• Record excerpts:

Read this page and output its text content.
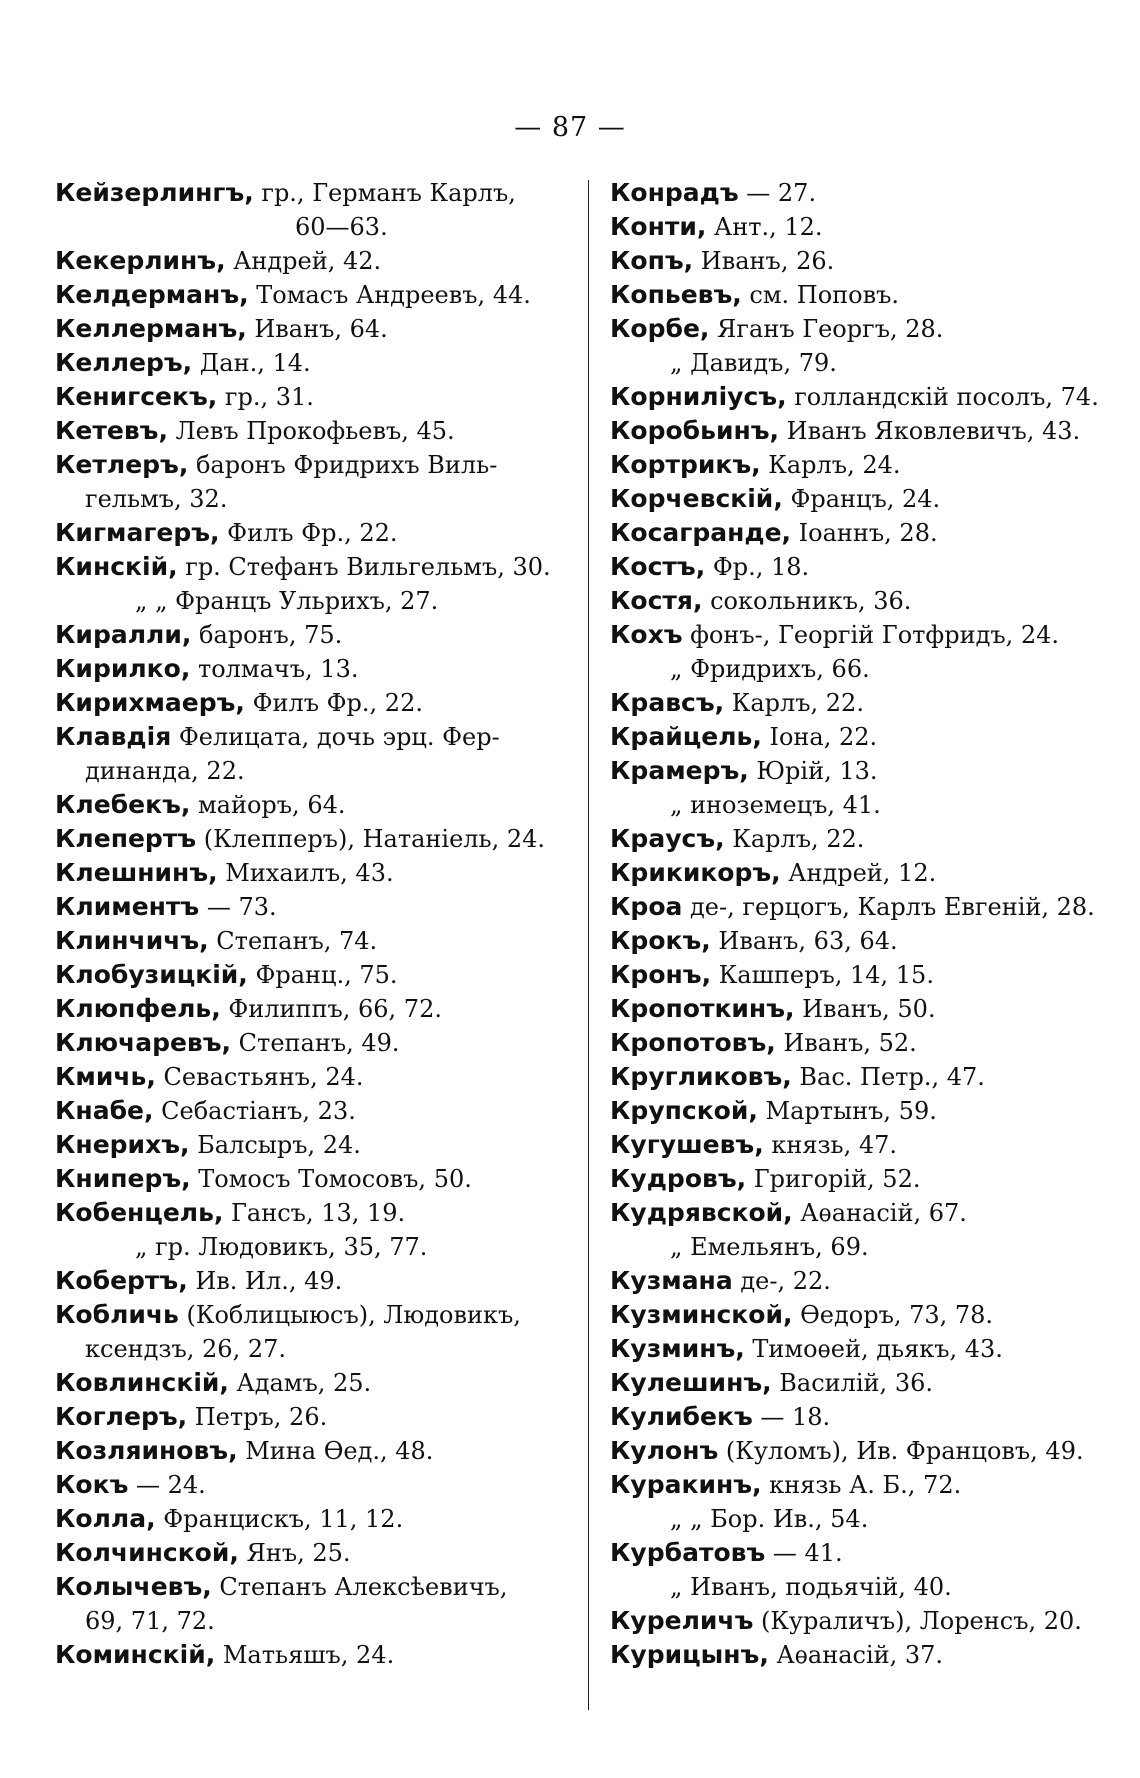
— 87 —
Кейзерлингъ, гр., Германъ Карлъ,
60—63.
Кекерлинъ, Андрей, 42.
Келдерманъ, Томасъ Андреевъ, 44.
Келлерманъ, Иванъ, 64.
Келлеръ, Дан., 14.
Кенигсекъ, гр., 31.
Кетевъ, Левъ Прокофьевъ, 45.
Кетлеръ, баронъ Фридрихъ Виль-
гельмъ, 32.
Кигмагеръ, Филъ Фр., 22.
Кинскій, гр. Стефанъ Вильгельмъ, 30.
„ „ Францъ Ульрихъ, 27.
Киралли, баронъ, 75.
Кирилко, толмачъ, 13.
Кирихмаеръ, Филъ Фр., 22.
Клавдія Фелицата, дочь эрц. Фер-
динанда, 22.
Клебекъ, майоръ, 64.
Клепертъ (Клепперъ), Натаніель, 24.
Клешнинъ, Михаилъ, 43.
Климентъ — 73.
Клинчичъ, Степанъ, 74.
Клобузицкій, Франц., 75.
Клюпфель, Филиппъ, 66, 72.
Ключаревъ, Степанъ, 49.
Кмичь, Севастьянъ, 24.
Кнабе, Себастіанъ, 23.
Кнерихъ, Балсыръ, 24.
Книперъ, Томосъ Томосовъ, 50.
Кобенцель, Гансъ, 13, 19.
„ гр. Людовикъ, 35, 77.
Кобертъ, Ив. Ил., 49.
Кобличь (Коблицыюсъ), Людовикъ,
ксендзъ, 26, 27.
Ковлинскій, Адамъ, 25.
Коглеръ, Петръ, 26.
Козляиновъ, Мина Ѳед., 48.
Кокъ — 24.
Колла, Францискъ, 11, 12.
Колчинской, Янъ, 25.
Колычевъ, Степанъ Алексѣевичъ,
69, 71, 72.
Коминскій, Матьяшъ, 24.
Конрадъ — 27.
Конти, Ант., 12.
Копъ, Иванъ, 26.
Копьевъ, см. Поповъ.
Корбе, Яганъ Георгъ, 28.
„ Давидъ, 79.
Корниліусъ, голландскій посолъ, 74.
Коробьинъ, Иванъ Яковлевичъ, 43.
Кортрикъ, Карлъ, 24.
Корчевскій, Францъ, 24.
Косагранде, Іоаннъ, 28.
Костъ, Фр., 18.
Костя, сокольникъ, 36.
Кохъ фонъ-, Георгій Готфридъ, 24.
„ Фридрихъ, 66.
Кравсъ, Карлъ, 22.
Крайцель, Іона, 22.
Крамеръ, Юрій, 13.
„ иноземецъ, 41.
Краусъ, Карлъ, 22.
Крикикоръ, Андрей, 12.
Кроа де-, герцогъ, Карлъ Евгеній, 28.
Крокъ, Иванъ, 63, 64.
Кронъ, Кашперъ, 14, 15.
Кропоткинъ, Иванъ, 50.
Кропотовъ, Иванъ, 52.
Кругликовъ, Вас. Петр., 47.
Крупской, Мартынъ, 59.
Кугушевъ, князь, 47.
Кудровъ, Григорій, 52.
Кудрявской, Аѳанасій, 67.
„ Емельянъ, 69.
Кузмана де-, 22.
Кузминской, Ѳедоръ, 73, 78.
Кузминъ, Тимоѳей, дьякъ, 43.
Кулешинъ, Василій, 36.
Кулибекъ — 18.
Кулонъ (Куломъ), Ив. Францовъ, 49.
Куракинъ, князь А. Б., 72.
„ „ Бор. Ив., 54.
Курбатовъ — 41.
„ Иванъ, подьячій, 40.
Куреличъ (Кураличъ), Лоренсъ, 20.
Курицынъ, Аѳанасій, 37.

• Set problem: What is the number of lines above that contain "Фридрихъ"? Answer with that number only.

• Response to the exercise: 2